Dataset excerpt
◆ ◆ ◆ ◆ ◆

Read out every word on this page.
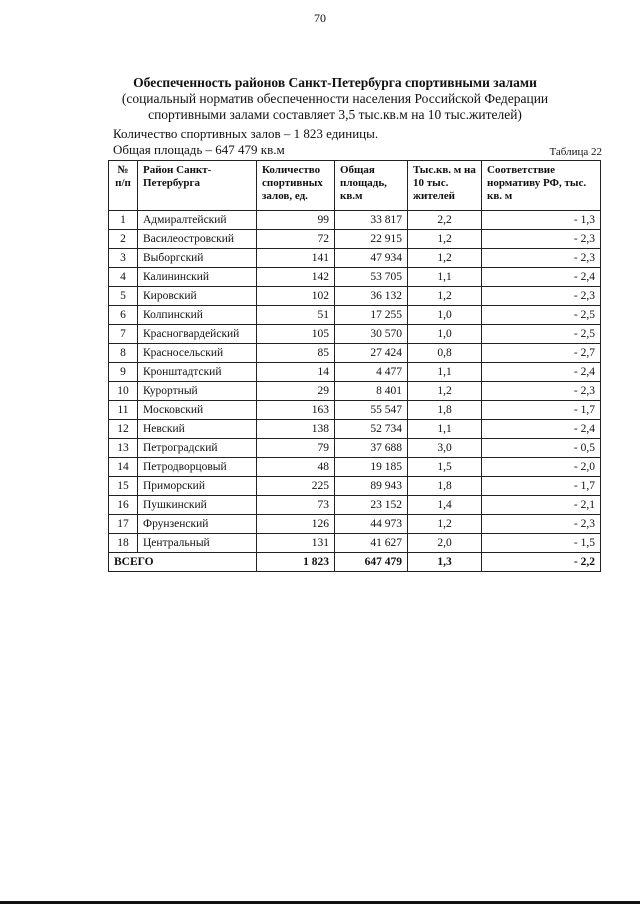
70
Обеспеченность районов Санкт-Петербурга спортивными залами
(социальный норматив обеспеченности населения Российской Федерации
спортивными залами составляет 3,5 тыс.кв.м на 10 тыс.жителей)
Количество спортивных залов – 1 823 единицы.
Общая площадь – 647 479 кв.м	Таблица 22
№ п/п	Район Санкт-Петербурга	Количество спортивных залов, ед.	Общая площадь, кв.м	Тыс.кв. м на 10 тыс. жителей	Соответствие нормативу РФ, тыс. кв. м
1	Адмиралтейский	99	33 817	2,2	- 1,3
2	Василеостровский	72	22 915	1,2	- 2,3
3	Выборгский	141	47 934	1,2	- 2,3
4	Калининский	142	53 705	1,1	- 2,4
5	Кировский	102	36 132	1,2	- 2,3
6	Колпинский	51	17 255	1,0	- 2,5
7	Красногвардейский	105	30 570	1,0	- 2,5
8	Красносельский	85	27 424	0,8	- 2,7
9	Кронштадтский	14	4 477	1,1	- 2,4
10	Курортный	29	8 401	1,2	- 2,3
11	Московский	163	55 547	1,8	- 1,7
12	Невский	138	52 734	1,1	- 2,4
13	Петроградский	79	37 688	3,0	- 0,5
14	Петродворцовый	48	19 185	1,5	- 2,0
15	Приморский	225	89 943	1,8	- 1,7
16	Пушкинский	73	23 152	1,4	- 2,1
17	Фрунзенский	126	44 973	1,2	- 2,3
18	Центральный	131	41 627	2,0	- 1,5
ВСЕГО		1 823	647 479	1,3	- 2,2
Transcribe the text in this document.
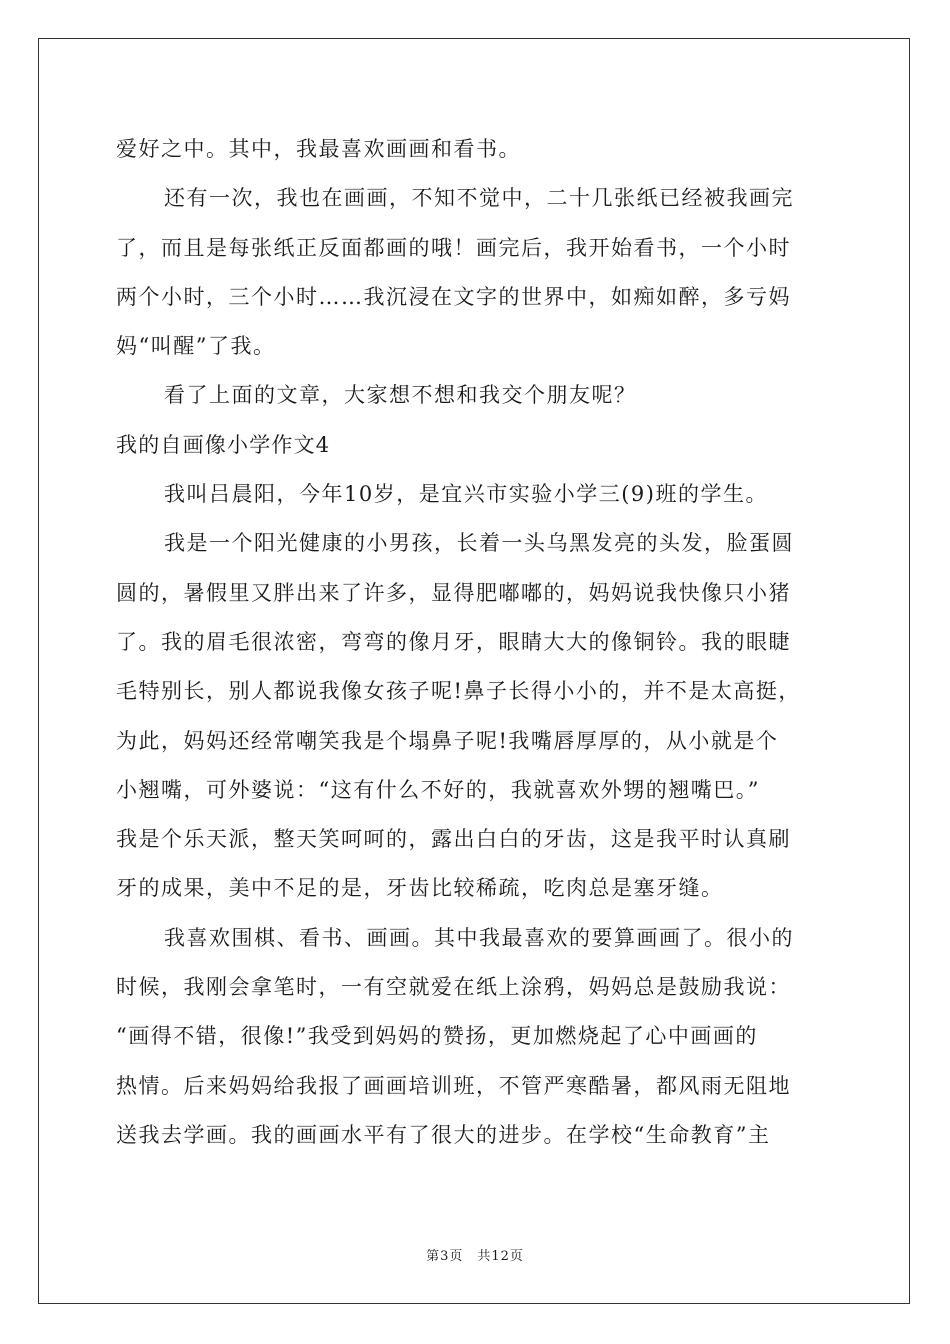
爱好之中。其中，我最喜欢画画和看书。
还有一次，我也在画画，不知不觉中，二十几张纸已经被我画完
了，而且是每张纸正反面都画的哦！画完后，我开始看书，一个小时
两个小时，三个小时……我沉浸在文字的世界中，如痴如醉，多亏妈
妈“叫醒”了我。
看了上面的文章，大家想不想和我交个朋友呢？
我的自画像小学作文4
我叫吕晨阳，今年10岁，是宜兴市实验小学三(9)班的学生。
我是一个阳光健康的小男孩，长着一头乌黑发亮的头发，脸蛋圆
圆的，暑假里又胖出来了许多，显得肥嘟嘟的，妈妈说我快像只小猪
了。我的眉毛很浓密，弯弯的像月牙，眼睛大大的像铜铃。我的眼睫
毛特别长，别人都说我像女孩子呢!鼻子长得小小的，并不是太高挺，
为此，妈妈还经常嘲笑我是个塌鼻子呢!我嘴唇厚厚的，从小就是个
小翘嘴，可外婆说：“这有什么不好的，我就喜欢外甥的翘嘴巴。”
我是个乐天派，整天笑呵呵的，露出白白的牙齿，这是我平时认真刷
牙的成果，美中不足的是，牙齿比较稀疏，吃肉总是塞牙缝。
我喜欢围棋、看书、画画。其中我最喜欢的要算画画了。很小的
时候，我刚会拿笔时，一有空就爱在纸上涂鸦，妈妈总是鼓励我说：
“画得不错，很像!”我受到妈妈的赞扬，更加燃烧起了心中画画的
热情。后来妈妈给我报了画画培训班，不管严寒酷暑，都风雨无阻地
送我去学画。我的画画水平有了很大的进步。在学校“生命教育”主
第3页　共12页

◆ ◆ ◆ ◆ ◆

Say how many lines of the material contain the word "площадь", with no other text.

Final result
2